— BEGIN —

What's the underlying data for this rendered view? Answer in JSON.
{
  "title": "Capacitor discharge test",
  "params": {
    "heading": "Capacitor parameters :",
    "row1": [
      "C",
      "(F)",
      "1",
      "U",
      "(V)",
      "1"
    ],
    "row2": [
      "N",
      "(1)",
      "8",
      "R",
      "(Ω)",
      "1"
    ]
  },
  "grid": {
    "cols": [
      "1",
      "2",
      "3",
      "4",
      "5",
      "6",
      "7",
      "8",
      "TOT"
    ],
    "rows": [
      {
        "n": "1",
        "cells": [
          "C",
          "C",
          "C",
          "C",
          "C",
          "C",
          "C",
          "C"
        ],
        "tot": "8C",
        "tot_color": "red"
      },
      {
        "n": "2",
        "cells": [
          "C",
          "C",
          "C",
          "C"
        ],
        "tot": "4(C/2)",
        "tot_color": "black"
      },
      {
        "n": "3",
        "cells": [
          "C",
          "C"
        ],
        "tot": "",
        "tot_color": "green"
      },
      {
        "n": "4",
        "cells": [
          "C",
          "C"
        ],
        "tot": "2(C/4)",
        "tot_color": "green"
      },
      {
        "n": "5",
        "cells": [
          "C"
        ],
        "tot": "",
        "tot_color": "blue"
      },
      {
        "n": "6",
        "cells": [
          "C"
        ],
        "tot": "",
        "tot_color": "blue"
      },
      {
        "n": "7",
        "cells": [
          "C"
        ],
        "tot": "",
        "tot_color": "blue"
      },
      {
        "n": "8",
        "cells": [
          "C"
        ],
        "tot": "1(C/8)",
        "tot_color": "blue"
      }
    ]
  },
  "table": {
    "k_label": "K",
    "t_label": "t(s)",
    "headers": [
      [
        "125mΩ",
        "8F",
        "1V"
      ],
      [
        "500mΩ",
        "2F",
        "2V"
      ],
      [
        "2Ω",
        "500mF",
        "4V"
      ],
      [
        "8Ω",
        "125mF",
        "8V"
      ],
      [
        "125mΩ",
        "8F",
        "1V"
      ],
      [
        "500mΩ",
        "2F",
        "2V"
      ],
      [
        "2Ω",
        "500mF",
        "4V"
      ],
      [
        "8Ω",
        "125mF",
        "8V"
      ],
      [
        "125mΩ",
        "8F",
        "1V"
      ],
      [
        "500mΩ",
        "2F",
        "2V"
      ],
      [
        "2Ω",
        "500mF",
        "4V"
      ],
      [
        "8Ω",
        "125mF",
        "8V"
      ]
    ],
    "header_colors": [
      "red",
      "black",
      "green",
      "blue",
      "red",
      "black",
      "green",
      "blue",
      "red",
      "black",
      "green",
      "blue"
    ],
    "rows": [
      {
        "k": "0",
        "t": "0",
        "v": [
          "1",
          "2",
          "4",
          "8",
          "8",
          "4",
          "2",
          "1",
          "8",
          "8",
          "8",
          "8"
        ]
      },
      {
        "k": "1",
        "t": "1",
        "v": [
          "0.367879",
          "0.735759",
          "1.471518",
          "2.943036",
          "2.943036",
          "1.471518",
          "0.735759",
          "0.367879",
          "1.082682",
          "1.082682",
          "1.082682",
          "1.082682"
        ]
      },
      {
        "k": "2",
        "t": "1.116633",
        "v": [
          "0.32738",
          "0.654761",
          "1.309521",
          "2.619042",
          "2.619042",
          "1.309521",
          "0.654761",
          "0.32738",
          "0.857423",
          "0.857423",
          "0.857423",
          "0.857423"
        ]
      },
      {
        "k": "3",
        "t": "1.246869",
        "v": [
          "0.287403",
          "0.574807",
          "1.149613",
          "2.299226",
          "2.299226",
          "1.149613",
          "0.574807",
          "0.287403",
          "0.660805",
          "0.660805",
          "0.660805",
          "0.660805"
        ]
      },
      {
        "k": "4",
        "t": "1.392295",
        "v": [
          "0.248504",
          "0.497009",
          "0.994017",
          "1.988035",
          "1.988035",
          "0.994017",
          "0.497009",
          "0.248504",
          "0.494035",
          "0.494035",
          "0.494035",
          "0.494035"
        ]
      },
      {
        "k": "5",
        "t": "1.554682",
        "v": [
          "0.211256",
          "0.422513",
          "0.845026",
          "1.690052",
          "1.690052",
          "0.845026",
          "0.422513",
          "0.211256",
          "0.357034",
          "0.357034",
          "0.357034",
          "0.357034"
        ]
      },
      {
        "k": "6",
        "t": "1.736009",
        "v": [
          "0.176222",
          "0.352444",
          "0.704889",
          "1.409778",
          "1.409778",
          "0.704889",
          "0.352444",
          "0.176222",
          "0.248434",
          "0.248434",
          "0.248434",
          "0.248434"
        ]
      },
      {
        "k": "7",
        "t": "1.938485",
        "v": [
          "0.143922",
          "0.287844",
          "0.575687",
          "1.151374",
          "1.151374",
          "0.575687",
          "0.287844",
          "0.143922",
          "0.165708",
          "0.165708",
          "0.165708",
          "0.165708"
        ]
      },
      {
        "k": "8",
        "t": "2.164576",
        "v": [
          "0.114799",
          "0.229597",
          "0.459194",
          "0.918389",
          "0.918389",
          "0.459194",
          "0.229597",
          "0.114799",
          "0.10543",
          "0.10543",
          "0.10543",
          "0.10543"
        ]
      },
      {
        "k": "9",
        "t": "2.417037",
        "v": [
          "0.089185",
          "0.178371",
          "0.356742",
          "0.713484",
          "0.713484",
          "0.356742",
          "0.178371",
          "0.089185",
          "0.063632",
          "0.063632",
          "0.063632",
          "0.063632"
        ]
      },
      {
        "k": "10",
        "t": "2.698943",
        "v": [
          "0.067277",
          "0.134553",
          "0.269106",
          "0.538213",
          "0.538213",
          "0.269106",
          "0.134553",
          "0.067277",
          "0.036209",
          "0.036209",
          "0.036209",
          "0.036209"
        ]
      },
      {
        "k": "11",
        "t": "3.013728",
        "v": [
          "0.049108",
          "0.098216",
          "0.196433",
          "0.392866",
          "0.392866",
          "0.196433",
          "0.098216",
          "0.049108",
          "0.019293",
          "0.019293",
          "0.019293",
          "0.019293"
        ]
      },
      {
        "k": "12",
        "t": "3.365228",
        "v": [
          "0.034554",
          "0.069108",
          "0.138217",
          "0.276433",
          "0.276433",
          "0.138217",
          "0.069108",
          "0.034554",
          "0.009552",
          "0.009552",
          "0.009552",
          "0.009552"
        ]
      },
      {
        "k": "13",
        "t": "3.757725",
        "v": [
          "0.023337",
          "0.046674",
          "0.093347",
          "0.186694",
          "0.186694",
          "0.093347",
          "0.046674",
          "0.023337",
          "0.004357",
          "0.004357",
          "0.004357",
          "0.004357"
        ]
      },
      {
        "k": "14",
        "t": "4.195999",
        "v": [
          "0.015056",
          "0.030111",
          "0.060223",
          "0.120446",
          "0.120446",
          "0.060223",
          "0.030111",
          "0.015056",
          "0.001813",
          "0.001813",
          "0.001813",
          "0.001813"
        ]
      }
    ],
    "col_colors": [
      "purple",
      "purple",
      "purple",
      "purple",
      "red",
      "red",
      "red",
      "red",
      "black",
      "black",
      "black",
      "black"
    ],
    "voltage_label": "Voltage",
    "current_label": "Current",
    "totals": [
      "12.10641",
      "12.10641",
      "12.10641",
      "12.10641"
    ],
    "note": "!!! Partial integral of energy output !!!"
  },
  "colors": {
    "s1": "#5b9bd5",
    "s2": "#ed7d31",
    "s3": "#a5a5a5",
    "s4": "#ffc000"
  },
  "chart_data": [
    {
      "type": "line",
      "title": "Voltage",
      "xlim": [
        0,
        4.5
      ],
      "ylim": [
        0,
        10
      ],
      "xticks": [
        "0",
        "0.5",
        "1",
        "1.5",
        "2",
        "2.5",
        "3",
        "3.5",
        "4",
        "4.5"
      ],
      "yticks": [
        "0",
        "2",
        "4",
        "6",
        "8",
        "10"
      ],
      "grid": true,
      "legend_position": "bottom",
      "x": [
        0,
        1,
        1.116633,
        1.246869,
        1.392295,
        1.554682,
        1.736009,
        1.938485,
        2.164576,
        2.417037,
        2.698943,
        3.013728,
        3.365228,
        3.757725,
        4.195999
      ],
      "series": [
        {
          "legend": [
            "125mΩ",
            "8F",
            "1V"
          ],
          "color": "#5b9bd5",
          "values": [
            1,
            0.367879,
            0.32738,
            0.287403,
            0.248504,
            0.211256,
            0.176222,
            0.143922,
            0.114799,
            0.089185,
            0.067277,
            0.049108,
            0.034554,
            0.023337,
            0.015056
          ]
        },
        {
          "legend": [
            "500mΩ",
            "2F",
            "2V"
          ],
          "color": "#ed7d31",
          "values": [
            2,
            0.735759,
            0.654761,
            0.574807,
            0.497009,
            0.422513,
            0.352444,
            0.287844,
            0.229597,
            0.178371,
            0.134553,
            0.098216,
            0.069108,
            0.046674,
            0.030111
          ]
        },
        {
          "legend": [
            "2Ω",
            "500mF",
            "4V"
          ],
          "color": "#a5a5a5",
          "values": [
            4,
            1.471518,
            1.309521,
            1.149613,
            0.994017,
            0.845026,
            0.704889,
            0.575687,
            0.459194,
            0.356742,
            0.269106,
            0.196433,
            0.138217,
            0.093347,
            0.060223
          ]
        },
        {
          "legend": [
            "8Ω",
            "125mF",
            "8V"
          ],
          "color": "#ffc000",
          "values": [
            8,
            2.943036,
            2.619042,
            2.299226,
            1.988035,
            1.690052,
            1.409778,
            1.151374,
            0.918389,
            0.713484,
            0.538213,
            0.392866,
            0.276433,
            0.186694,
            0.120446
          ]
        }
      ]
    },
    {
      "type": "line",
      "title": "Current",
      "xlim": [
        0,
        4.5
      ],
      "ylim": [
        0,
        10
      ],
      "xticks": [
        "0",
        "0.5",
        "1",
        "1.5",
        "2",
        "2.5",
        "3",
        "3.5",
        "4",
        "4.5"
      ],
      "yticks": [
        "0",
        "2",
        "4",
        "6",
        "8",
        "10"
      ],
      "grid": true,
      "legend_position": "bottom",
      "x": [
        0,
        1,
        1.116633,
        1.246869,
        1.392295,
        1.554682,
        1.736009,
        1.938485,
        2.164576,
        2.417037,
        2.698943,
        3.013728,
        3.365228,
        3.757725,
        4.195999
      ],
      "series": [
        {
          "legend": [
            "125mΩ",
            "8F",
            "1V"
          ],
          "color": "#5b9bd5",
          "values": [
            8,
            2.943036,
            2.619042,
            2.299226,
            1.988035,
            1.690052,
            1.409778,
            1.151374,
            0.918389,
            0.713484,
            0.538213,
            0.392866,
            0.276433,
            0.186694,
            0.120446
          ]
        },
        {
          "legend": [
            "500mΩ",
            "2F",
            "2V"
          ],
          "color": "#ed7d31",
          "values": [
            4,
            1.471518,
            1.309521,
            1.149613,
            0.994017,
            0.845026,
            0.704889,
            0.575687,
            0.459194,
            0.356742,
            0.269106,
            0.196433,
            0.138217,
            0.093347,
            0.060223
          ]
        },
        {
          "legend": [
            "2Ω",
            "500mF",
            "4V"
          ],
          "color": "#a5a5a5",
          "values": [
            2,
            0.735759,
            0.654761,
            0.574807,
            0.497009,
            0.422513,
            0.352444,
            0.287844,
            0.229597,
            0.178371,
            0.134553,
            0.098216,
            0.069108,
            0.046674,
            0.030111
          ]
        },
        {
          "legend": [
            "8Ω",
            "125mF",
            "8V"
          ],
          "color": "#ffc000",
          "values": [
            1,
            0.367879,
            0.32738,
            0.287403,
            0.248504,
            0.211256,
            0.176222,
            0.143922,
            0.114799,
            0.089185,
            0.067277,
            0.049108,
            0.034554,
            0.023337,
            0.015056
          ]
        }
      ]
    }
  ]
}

— END —

=== Description of the task ===
Show every line from the listing above in which the string "title" appears.

=== Answer for this exercise ===
  "title": "Capacitor discharge test",
      "title": "Voltage",
      "title": "Current",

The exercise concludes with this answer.